**Exercise aim**
Using the listing below, report all lines holding the word "shapes".
# Supplied entries start
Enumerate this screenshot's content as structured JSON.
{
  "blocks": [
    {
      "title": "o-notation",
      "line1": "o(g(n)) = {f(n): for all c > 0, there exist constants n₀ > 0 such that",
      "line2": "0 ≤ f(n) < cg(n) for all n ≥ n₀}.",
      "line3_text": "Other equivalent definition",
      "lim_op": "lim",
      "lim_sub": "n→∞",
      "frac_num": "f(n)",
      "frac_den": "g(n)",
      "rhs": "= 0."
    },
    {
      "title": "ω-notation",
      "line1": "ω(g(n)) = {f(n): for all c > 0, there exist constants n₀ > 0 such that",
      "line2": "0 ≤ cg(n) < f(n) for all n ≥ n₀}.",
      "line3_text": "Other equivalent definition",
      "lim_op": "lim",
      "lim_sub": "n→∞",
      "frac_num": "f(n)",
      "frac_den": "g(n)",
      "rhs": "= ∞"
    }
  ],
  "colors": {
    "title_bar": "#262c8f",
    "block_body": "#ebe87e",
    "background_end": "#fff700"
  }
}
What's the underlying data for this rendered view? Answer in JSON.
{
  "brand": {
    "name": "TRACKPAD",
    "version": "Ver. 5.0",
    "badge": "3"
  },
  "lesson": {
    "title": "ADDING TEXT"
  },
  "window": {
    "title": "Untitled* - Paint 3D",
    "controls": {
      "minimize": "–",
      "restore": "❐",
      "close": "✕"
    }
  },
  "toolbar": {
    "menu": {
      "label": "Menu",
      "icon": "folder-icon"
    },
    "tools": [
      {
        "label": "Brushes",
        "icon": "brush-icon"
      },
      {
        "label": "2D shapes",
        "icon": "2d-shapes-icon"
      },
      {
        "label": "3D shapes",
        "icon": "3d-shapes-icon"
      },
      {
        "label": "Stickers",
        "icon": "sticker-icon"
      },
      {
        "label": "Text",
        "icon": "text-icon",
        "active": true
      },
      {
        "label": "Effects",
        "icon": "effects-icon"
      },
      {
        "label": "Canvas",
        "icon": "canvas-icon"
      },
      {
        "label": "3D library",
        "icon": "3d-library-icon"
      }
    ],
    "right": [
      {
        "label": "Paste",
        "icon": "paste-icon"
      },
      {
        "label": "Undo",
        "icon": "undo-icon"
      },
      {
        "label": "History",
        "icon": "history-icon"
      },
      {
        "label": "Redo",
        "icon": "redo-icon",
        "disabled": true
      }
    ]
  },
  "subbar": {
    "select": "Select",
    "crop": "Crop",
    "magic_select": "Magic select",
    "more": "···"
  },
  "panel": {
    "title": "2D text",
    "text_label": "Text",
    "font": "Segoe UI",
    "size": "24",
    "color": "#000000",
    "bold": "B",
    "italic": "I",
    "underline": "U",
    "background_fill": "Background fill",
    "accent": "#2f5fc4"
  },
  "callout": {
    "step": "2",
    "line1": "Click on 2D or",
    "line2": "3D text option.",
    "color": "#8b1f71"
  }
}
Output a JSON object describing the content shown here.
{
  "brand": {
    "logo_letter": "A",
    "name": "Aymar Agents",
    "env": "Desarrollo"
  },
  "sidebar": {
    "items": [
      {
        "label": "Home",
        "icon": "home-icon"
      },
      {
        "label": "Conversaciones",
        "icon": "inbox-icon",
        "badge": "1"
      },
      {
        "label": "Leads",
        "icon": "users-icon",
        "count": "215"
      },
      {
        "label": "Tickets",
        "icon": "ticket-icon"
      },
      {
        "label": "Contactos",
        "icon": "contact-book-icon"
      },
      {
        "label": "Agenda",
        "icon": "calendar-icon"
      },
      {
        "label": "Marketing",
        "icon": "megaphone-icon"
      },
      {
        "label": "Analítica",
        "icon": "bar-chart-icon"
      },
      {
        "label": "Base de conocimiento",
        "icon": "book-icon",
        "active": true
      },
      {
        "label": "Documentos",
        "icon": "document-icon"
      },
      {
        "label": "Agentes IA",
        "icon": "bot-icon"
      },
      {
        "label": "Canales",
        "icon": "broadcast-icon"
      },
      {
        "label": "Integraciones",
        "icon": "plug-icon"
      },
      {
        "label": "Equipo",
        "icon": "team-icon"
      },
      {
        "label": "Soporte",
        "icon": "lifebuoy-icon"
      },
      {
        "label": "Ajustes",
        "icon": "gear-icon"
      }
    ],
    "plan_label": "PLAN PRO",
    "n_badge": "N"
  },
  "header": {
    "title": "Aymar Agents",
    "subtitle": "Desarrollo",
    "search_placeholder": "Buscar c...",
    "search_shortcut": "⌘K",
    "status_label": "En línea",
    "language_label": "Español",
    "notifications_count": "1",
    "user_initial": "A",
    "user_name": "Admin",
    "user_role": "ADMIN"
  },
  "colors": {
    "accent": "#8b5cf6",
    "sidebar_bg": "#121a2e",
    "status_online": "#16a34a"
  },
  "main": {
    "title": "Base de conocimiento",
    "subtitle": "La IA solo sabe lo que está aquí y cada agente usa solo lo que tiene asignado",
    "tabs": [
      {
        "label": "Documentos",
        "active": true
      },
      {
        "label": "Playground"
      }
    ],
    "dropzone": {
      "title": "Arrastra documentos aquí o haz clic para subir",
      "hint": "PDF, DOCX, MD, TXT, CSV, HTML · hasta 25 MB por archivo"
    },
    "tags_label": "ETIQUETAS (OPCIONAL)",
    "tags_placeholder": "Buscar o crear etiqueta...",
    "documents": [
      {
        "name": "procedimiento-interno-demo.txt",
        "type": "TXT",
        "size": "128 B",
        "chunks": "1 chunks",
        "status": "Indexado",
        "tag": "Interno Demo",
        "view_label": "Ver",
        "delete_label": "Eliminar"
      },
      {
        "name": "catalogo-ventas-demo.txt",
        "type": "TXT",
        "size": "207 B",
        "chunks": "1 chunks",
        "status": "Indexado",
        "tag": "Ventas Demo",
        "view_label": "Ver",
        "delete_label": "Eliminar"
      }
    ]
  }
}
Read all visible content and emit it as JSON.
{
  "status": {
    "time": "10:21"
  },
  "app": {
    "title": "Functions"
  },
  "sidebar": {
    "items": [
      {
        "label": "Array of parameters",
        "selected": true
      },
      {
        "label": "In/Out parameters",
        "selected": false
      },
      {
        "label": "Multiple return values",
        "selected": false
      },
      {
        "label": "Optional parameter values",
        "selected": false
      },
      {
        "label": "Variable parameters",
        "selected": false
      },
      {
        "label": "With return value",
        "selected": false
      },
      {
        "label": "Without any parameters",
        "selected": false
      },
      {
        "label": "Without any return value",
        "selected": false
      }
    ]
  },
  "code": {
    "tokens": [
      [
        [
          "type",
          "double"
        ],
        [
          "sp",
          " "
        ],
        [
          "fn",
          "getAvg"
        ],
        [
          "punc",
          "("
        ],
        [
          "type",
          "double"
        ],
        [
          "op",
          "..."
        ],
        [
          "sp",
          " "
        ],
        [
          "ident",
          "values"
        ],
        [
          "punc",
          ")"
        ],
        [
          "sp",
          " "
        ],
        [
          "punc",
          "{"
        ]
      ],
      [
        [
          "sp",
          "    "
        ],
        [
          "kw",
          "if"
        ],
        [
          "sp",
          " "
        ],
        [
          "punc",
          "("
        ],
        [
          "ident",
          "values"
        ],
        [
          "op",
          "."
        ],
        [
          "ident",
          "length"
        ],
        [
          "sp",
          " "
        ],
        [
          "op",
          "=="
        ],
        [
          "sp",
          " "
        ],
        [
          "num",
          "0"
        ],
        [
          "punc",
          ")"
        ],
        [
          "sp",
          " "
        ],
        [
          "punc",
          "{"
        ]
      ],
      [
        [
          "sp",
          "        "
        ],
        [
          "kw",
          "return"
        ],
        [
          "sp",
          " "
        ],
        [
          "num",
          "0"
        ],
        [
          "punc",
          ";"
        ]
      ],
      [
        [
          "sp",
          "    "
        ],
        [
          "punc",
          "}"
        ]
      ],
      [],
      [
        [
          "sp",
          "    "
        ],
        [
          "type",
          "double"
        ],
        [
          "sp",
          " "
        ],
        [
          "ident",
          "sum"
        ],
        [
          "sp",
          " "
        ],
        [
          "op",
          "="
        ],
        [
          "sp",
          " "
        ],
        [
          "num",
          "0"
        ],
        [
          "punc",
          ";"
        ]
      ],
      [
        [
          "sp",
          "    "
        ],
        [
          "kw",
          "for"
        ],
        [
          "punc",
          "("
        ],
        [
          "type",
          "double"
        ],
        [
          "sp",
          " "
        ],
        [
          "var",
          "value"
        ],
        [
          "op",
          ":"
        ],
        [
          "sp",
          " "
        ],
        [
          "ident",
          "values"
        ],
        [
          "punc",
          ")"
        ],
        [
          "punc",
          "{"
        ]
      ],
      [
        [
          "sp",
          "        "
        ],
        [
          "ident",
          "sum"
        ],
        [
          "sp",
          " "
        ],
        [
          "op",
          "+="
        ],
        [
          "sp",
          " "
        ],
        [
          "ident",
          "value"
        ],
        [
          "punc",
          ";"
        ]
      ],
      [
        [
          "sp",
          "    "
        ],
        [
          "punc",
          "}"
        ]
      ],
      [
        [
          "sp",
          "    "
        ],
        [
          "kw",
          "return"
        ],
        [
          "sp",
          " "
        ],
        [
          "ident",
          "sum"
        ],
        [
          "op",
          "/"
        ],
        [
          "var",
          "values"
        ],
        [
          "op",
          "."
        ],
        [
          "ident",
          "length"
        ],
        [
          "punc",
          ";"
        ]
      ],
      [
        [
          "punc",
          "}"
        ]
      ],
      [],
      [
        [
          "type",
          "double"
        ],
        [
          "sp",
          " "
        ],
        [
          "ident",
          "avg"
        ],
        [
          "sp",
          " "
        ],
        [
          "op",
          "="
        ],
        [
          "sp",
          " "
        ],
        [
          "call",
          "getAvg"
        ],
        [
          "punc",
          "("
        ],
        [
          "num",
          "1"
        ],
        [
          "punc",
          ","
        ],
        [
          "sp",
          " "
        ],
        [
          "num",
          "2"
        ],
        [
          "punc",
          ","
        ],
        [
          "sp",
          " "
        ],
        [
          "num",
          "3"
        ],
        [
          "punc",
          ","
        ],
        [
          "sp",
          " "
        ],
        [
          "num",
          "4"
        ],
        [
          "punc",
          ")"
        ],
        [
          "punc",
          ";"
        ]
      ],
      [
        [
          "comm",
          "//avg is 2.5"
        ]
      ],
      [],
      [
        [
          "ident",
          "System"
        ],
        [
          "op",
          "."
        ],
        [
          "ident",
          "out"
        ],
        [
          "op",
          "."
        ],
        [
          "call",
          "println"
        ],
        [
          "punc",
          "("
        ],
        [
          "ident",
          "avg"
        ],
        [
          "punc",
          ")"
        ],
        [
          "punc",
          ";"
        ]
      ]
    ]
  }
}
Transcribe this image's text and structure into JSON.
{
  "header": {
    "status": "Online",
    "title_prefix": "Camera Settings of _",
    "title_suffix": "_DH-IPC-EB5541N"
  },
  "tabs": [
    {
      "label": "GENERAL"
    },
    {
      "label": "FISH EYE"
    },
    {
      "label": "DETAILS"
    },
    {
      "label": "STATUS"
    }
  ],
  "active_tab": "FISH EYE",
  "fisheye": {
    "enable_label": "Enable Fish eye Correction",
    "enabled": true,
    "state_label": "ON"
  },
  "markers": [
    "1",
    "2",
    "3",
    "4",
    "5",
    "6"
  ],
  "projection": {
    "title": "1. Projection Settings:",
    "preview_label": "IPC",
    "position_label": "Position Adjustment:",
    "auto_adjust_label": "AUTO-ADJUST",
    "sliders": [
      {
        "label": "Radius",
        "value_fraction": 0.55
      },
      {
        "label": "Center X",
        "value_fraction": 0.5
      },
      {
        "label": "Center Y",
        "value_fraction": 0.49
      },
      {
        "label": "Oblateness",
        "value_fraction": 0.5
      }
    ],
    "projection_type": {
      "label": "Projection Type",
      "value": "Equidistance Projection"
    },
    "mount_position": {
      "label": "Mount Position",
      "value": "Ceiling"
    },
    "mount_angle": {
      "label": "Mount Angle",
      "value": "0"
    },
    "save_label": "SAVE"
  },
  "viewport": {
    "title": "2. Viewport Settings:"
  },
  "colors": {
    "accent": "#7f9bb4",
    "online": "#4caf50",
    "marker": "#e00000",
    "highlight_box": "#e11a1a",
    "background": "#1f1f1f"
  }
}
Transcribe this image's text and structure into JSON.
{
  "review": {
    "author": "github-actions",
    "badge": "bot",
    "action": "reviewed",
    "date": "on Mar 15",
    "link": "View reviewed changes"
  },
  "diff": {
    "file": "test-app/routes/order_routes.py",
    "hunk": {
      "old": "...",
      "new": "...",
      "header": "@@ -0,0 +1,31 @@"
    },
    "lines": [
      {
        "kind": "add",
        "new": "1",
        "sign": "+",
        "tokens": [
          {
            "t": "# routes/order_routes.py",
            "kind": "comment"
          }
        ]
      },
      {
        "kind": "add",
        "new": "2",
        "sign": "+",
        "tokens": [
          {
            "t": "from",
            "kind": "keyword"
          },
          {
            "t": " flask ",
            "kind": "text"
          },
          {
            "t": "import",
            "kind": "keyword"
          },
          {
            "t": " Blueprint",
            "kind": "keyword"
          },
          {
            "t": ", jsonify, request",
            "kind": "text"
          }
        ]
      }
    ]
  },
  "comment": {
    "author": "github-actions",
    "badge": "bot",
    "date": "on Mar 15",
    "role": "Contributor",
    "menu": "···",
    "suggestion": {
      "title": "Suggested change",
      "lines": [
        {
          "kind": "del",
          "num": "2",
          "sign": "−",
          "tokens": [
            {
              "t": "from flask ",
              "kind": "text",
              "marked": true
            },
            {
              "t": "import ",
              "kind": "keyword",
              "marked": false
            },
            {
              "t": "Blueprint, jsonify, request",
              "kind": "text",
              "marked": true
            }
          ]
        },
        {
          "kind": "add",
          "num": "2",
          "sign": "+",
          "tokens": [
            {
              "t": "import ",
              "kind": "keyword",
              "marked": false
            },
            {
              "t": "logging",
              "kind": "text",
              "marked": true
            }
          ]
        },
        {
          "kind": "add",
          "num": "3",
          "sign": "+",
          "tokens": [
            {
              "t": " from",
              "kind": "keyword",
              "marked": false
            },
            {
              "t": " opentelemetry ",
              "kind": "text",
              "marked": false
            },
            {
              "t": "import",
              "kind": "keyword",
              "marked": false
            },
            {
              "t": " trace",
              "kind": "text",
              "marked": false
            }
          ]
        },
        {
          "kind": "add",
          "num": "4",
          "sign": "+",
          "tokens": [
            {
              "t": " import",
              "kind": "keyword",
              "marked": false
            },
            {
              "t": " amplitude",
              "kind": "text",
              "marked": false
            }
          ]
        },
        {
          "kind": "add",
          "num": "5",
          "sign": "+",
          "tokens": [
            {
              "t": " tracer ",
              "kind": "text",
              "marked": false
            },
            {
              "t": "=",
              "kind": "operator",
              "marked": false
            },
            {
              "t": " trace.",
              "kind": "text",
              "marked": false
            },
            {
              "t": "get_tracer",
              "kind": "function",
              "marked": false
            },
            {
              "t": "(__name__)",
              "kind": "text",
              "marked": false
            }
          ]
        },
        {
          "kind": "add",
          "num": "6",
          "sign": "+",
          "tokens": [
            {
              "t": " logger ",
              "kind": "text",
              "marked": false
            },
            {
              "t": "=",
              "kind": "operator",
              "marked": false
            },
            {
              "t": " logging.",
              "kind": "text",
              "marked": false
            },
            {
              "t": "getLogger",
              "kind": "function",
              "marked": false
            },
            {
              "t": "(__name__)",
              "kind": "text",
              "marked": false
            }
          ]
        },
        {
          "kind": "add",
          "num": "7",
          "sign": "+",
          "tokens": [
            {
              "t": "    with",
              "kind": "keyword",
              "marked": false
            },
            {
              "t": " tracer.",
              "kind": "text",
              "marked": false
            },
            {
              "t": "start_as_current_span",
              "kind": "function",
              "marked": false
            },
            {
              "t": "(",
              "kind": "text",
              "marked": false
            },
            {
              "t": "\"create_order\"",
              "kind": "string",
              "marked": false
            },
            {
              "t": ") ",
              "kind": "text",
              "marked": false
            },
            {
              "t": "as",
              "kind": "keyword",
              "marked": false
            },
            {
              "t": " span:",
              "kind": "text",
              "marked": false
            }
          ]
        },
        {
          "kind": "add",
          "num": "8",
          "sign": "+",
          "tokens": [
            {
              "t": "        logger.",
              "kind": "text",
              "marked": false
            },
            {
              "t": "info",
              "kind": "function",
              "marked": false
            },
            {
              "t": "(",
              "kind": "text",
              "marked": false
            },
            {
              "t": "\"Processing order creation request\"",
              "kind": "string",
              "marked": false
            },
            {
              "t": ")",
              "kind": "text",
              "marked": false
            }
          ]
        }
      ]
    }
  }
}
# Supplied entries end
**The reply**
        "label": "2D shapes",
        "icon": "2d-shapes-icon"
        "label": "3D shapes",
        "icon": "3d-shapes-icon"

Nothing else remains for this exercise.